## Task to complete
Repeat the data verbatim.

(Records about charts and figures)
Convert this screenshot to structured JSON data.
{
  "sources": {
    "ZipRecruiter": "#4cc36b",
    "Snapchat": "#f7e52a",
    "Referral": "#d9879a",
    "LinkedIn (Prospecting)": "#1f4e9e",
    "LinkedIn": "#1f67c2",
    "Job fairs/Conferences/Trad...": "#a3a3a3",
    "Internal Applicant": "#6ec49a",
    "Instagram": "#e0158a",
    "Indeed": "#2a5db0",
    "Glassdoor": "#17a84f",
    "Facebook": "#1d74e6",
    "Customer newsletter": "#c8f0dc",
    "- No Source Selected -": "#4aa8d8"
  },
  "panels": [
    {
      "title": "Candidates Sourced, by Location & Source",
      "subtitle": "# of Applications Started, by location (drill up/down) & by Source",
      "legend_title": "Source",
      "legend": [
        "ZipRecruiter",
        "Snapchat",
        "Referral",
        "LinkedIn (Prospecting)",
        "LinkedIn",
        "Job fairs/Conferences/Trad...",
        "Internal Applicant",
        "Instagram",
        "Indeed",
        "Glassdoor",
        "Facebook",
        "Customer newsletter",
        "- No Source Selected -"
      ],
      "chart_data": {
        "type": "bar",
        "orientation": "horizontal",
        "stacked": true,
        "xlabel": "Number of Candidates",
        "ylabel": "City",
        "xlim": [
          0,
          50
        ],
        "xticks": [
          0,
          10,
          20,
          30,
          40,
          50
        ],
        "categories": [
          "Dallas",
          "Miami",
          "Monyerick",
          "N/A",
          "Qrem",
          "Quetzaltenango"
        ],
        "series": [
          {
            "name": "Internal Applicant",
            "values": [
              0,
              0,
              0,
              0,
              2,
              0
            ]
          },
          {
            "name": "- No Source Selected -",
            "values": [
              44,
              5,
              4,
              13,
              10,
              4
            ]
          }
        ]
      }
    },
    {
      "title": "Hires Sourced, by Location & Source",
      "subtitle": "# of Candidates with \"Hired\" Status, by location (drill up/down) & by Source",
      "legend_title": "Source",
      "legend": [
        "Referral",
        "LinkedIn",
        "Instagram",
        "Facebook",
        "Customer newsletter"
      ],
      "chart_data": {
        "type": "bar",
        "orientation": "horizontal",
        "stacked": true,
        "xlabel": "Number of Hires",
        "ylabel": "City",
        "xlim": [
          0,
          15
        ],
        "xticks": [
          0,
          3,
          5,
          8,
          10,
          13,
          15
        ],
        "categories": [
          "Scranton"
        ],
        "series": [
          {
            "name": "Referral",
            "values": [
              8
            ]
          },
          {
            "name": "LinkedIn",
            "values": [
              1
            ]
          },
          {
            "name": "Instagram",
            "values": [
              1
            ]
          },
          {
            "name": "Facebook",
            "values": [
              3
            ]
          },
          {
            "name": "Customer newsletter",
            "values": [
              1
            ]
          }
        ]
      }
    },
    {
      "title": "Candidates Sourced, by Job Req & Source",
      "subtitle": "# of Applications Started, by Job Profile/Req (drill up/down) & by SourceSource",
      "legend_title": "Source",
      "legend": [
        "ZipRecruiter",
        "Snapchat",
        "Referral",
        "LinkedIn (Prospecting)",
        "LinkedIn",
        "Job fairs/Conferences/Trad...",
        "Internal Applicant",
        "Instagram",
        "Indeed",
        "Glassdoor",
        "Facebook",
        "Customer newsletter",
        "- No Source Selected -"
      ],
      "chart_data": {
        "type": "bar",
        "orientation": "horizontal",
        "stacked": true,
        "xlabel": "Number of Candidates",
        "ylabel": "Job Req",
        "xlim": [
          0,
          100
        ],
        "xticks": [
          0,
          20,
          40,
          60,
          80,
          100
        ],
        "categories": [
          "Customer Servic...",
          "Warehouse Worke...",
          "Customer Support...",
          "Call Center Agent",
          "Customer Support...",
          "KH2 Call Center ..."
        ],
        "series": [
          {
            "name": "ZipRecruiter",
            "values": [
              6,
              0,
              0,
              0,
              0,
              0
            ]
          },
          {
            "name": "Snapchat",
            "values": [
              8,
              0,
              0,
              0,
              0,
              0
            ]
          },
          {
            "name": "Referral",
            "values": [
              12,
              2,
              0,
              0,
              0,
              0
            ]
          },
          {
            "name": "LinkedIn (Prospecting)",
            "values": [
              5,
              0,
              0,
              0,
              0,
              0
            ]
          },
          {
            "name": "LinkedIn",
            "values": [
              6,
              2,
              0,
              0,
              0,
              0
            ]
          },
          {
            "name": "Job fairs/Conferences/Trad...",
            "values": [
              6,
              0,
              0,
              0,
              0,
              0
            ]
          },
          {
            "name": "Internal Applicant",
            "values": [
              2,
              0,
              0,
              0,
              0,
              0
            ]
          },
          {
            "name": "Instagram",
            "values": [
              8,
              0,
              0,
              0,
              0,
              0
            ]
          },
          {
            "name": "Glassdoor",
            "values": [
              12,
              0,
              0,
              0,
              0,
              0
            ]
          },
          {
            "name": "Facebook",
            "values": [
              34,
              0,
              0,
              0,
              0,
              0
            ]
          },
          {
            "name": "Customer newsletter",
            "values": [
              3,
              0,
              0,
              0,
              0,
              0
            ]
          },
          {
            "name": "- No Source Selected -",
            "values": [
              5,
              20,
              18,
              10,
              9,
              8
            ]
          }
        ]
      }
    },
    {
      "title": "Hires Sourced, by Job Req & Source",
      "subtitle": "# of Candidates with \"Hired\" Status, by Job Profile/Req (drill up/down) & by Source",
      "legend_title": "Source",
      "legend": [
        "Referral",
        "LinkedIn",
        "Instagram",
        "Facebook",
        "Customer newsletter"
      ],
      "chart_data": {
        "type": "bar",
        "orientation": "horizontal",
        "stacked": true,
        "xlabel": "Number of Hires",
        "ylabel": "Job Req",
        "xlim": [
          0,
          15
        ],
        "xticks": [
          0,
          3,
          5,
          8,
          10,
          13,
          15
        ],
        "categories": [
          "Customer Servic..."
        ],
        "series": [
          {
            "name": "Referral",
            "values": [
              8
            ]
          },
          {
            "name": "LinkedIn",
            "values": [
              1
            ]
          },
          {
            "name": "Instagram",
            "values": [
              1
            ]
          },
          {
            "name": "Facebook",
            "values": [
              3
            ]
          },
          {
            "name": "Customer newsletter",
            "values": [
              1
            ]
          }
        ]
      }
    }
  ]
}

## Solution to this problem
Convert this screenshot to structured JSON data.
{
  "sources": {
    "ZipRecruiter": "#4cc36b",
    "Snapchat": "#f7e52a",
    "Referral": "#d9879a",
    "LinkedIn (Prospecting)": "#1f4e9e",
    "LinkedIn": "#1f67c2",
    "Job fairs/Conferences/Trad...": "#a3a3a3",
    "Internal Applicant": "#6ec49a",
    "Instagram": "#e0158a",
    "Indeed": "#2a5db0",
    "Glassdoor": "#17a84f",
    "Facebook": "#1d74e6",
    "Customer newsletter": "#c8f0dc",
    "- No Source Selected -": "#4aa8d8"
  },
  "panels": [
    {
      "title": "Candidates Sourced, by Location & Source",
      "subtitle": "# of Applications Started, by location (drill up/down) & by Source",
      "legend_title": "Source",
      "legend": [
        "ZipRecruiter",
        "Snapchat",
        "Referral",
        "LinkedIn (Prospecting)",
        "LinkedIn",
        "Job fairs/Conferences/Trad...",
        "Internal Applicant",
        "Instagram",
        "Indeed",
        "Glassdoor",
        "Facebook",
        "Customer newsletter",
        "- No Source Selected -"
      ],
      "chart_data": {
        "type": "bar",
        "orientation": "horizontal",
        "stacked": true,
        "xlabel": "Number of Candidates",
        "ylabel": "City",
        "xlim": [
          0,
          50
        ],
        "xticks": [
          0,
          10,
          20,
          30,
          40,
          50
        ],
        "categories": [
          "Dallas",
          "Miami",
          "Monyerick",
          "N/A",
          "Qrem",
          "Quetzaltenango"
        ],
        "series": [
          {
            "name": "Internal Applicant",
            "values": [
              0,
              0,
              0,
              0,
              2,
              0
            ]
          },
          {
            "name": "- No Source Selected -",
            "values": [
              44,
              5,
              4,
              13,
              10,
              4
            ]
          }
        ]
      }
    },
    {
      "title": "Hires Sourced, by Location & Source",
      "subtitle": "# of Candidates with \"Hired\" Status, by location (drill up/down) & by Source",
      "legend_title": "Source",
      "legend": [
        "Referral",
        "LinkedIn",
        "Instagram",
        "Facebook",
        "Customer newsletter"
      ],
      "chart_data": {
        "type": "bar",
        "orientation": "horizontal",
        "stacked": true,
        "xlabel": "Number of Hires",
        "ylabel": "City",
        "xlim": [
          0,
          15
        ],
        "xticks": [
          0,
          3,
          5,
          8,
          10,
          13,
          15
        ],
        "categories": [
          "Scranton"
        ],
        "series": [
          {
            "name": "Referral",
            "values": [
              8
            ]
          },
          {
            "name": "LinkedIn",
            "values": [
              1
            ]
          },
          {
            "name": "Instagram",
            "values": [
              1
            ]
          },
          {
            "name": "Facebook",
            "values": [
              3
            ]
          },
          {
            "name": "Customer newsletter",
            "values": [
              1
            ]
          }
        ]
      }
    },
    {
      "title": "Candidates Sourced, by Job Req & Source",
      "subtitle": "# of Applications Started, by Job Profile/Req (drill up/down) & by SourceSource",
      "legend_title": "Source",
      "legend": [
        "ZipRecruiter",
        "Snapchat",
        "Referral",
        "LinkedIn (Prospecting)",
        "LinkedIn",
        "Job fairs/Conferences/Trad...",
        "Internal Applicant",
        "Instagram",
        "Indeed",
        "Glassdoor",
        "Facebook",
        "Customer newsletter",
        "- No Source Selected -"
      ],
      "chart_data": {
        "type": "bar",
        "orientation": "horizontal",
        "stacked": true,
        "xlabel": "Number of Candidates",
        "ylabel": "Job Req",
        "xlim": [
          0,
          100
        ],
        "xticks": [
          0,
          20,
          40,
          60,
          80,
          100
        ],
        "categories": [
          "Customer Servic...",
          "Warehouse Worke...",
          "Customer Support...",
          "Call Center Agent",
          "Customer Support...",
          "KH2 Call Center ..."
        ],
        "series": [
          {
            "name": "ZipRecruiter",
            "values": [
              6,
              0,
              0,
              0,
              0,
              0
            ]
          },
          {
            "name": "Snapchat",
            "values": [
              8,
              0,
              0,
              0,
              0,
              0
            ]
          },
          {
            "name": "Referral",
            "values": [
              12,
              2,
              0,
              0,
              0,
              0
            ]
          },
          {
            "name": "LinkedIn (Prospecting)",
            "values": [
              5,
              0,
              0,
              0,
              0,
              0
            ]
          },
          {
            "name": "LinkedIn",
            "values": [
              6,
              2,
              0,
              0,
              0,
              0
            ]
          },
          {
            "name": "Job fairs/Conferences/Trad...",
            "values": [
              6,
              0,
              0,
              0,
              0,
              0
            ]
          },
          {
            "name": "Internal Applicant",
            "values": [
              2,
              0,
              0,
              0,
              0,
              0
            ]
          },
          {
            "name": "Instagram",
            "values": [
              8,
              0,
              0,
              0,
              0,
              0
            ]
          },
          {
            "name": "Glassdoor",
            "values": [
              12,
              0,
              0,
              0,
              0,
              0
            ]
          },
          {
            "name": "Facebook",
            "values": [
              34,
              0,
              0,
              0,
              0,
              0
            ]
          },
          {
            "name": "Customer newsletter",
            "values": [
              3,
              0,
              0,
              0,
              0,
              0
            ]
          },
          {
            "name": "- No Source Selected -",
            "values": [
              5,
              20,
              18,
              10,
              9,
              8
            ]
          }
        ]
      }
    },
    {
      "title": "Hires Sourced, by Job Req & Source",
      "subtitle": "# of Candidates with \"Hired\" Status, by Job Profile/Req (drill up/down) & by Source",
      "legend_title": "Source",
      "legend": [
        "Referral",
        "LinkedIn",
        "Instagram",
        "Facebook",
        "Customer newsletter"
      ],
      "chart_data": {
        "type": "bar",
        "orientation": "horizontal",
        "stacked": true,
        "xlabel": "Number of Hires",
        "ylabel": "Job Req",
        "xlim": [
          0,
          15
        ],
        "xticks": [
          0,
          3,
          5,
          8,
          10,
          13,
          15
        ],
        "categories": [
          "Customer Servic..."
        ],
        "series": [
          {
            "name": "Referral",
            "values": [
              8
            ]
          },
          {
            "name": "LinkedIn",
            "values": [
              1
            ]
          },
          {
            "name": "Instagram",
            "values": [
              1
            ]
          },
          {
            "name": "Facebook",
            "values": [
              3
            ]
          },
          {
            "name": "Customer newsletter",
            "values": [
              1
            ]
          }
        ]
      }
    }
  ]
}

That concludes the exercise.